YOUR INSTRUCTIONS
Exact reproduction of the data is required, with images excluded.

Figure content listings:

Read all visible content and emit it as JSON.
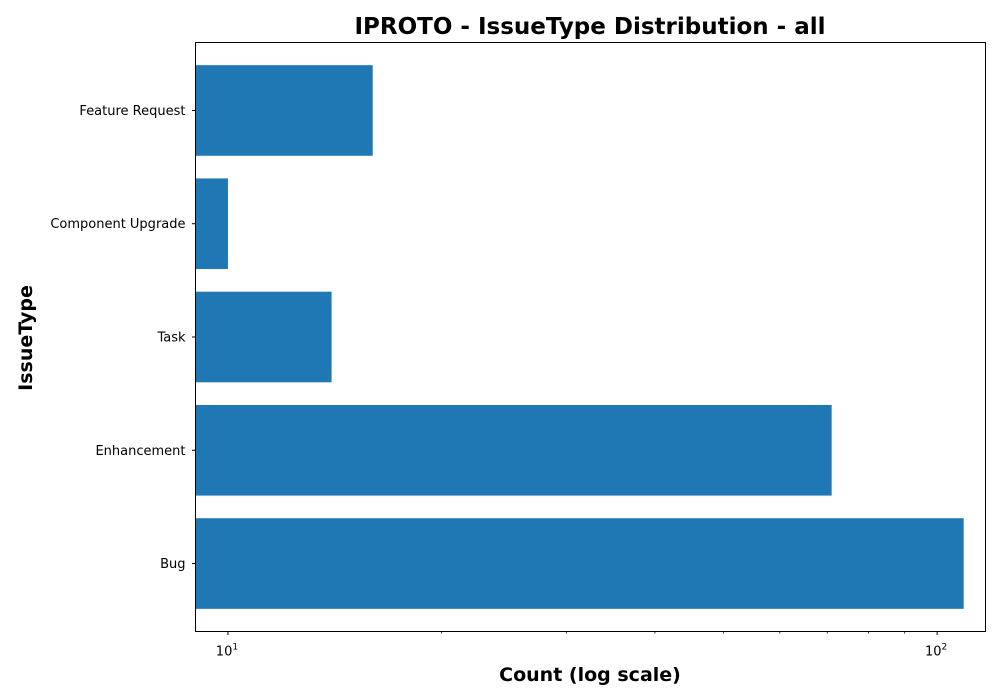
{
  "chart_data": {
    "type": "bar",
    "orientation": "horizontal",
    "title": "IPROTO - IssueType Distribution - all",
    "xlabel": "Count (log scale)",
    "ylabel": "IssueType",
    "x_scale": "log",
    "xlim": [
      9.0,
      117.0
    ],
    "categories": [
      "Bug",
      "Enhancement",
      "Task",
      "Component Upgrade",
      "Feature Request"
    ],
    "values": [
      109,
      71,
      14,
      10,
      16
    ],
    "x_ticks": [
      {
        "base": "10",
        "exp": "1",
        "value": 10
      },
      {
        "base": "10",
        "exp": "2",
        "value": 100
      }
    ],
    "bar_color": "#1f77b4",
    "grid": false
  }
}
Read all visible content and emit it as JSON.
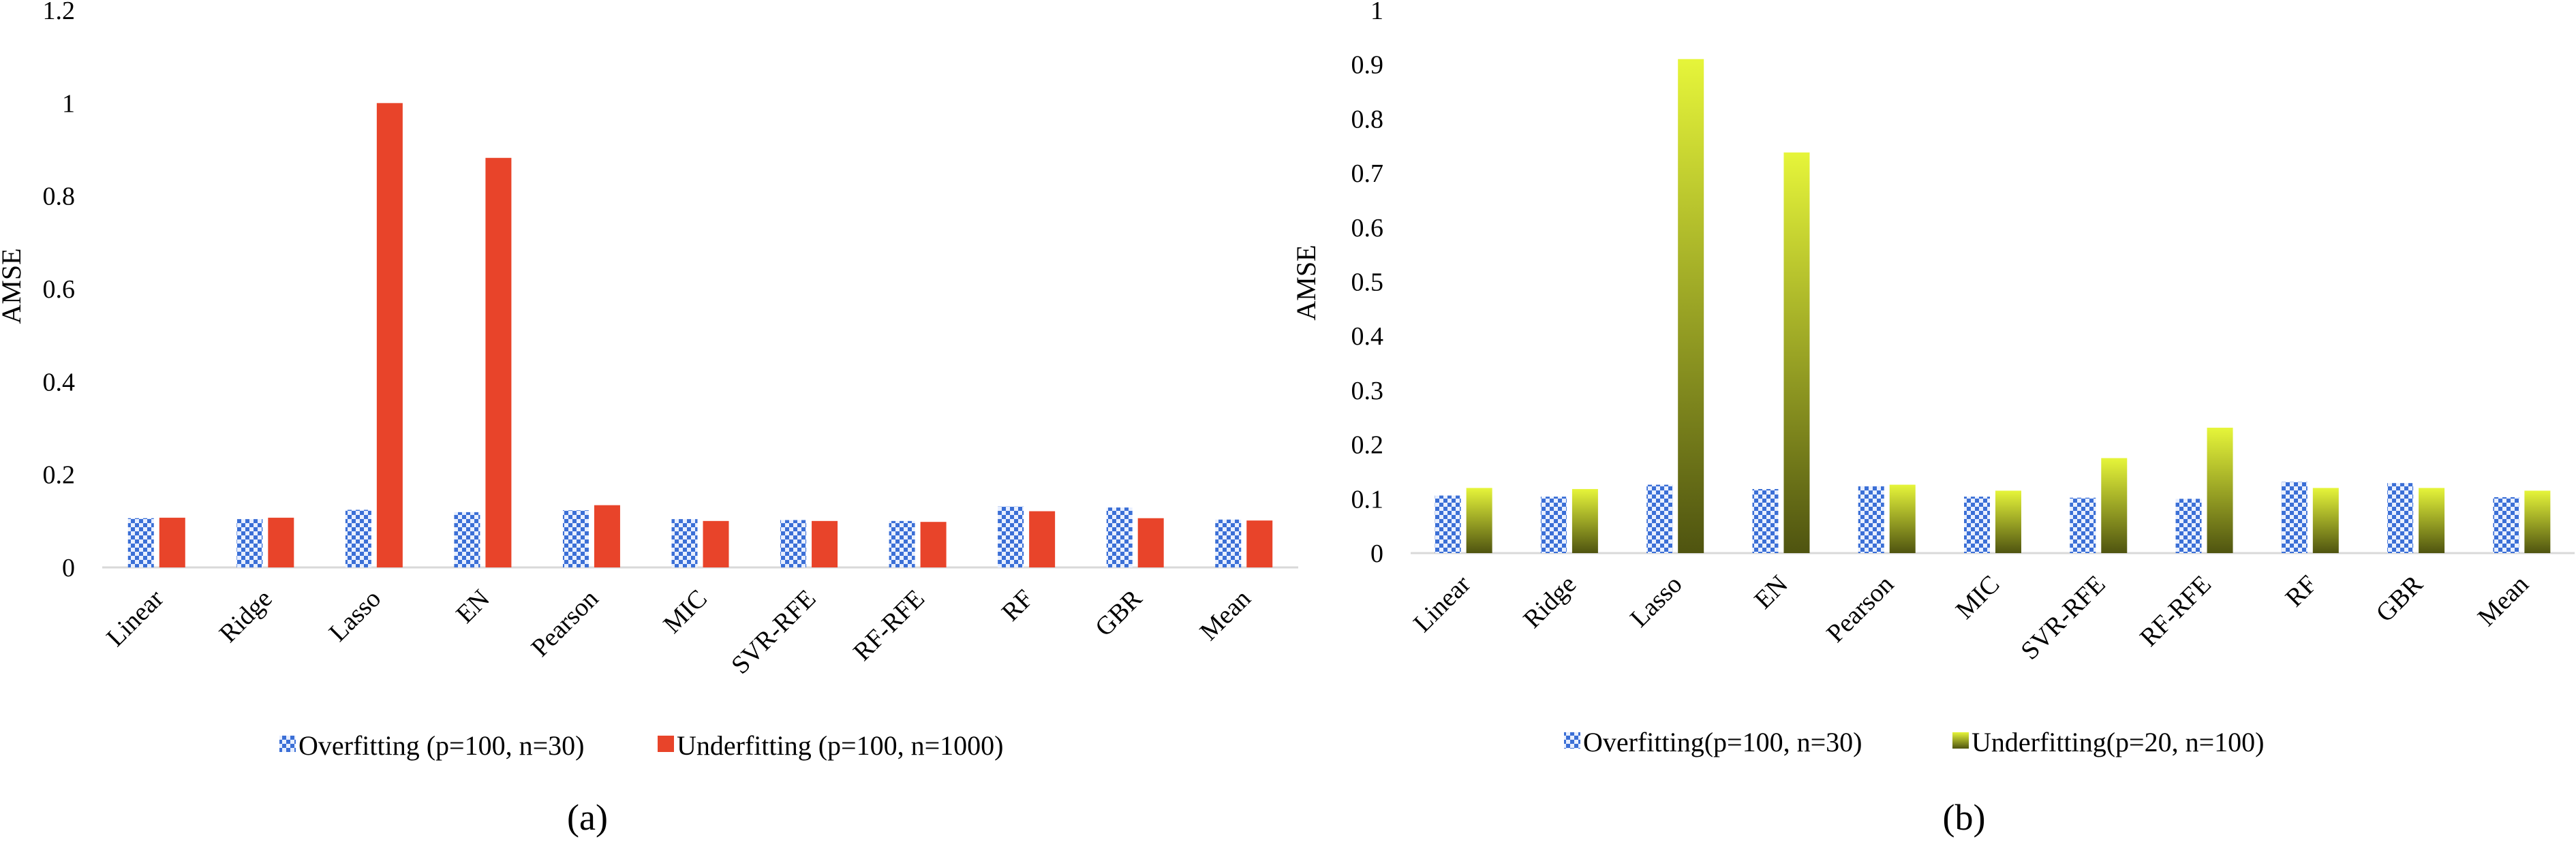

EXERCISE SOLUTION
Read all visible content and emit it as JSON.
{
  "chart_data": {
    "type": "bar",
    "orientation": "horizontal",
    "title": "IPROTO - IssueType Distribution - all",
    "xlabel": "Count (log scale)",
    "ylabel": "IssueType",
    "x_scale": "log",
    "xlim": [
      9.0,
      117.0
    ],
    "categories": [
      "Bug",
      "Enhancement",
      "Task",
      "Component Upgrade",
      "Feature Request"
    ],
    "values": [
      109,
      71,
      14,
      10,
      16
    ],
    "x_ticks": [
      {
        "base": "10",
        "exp": "1",
        "value": 10
      },
      {
        "base": "10",
        "exp": "2",
        "value": 100
      }
    ],
    "bar_color": "#1f77b4",
    "grid": false
  }
}
Read all visible content and emit it as JSON.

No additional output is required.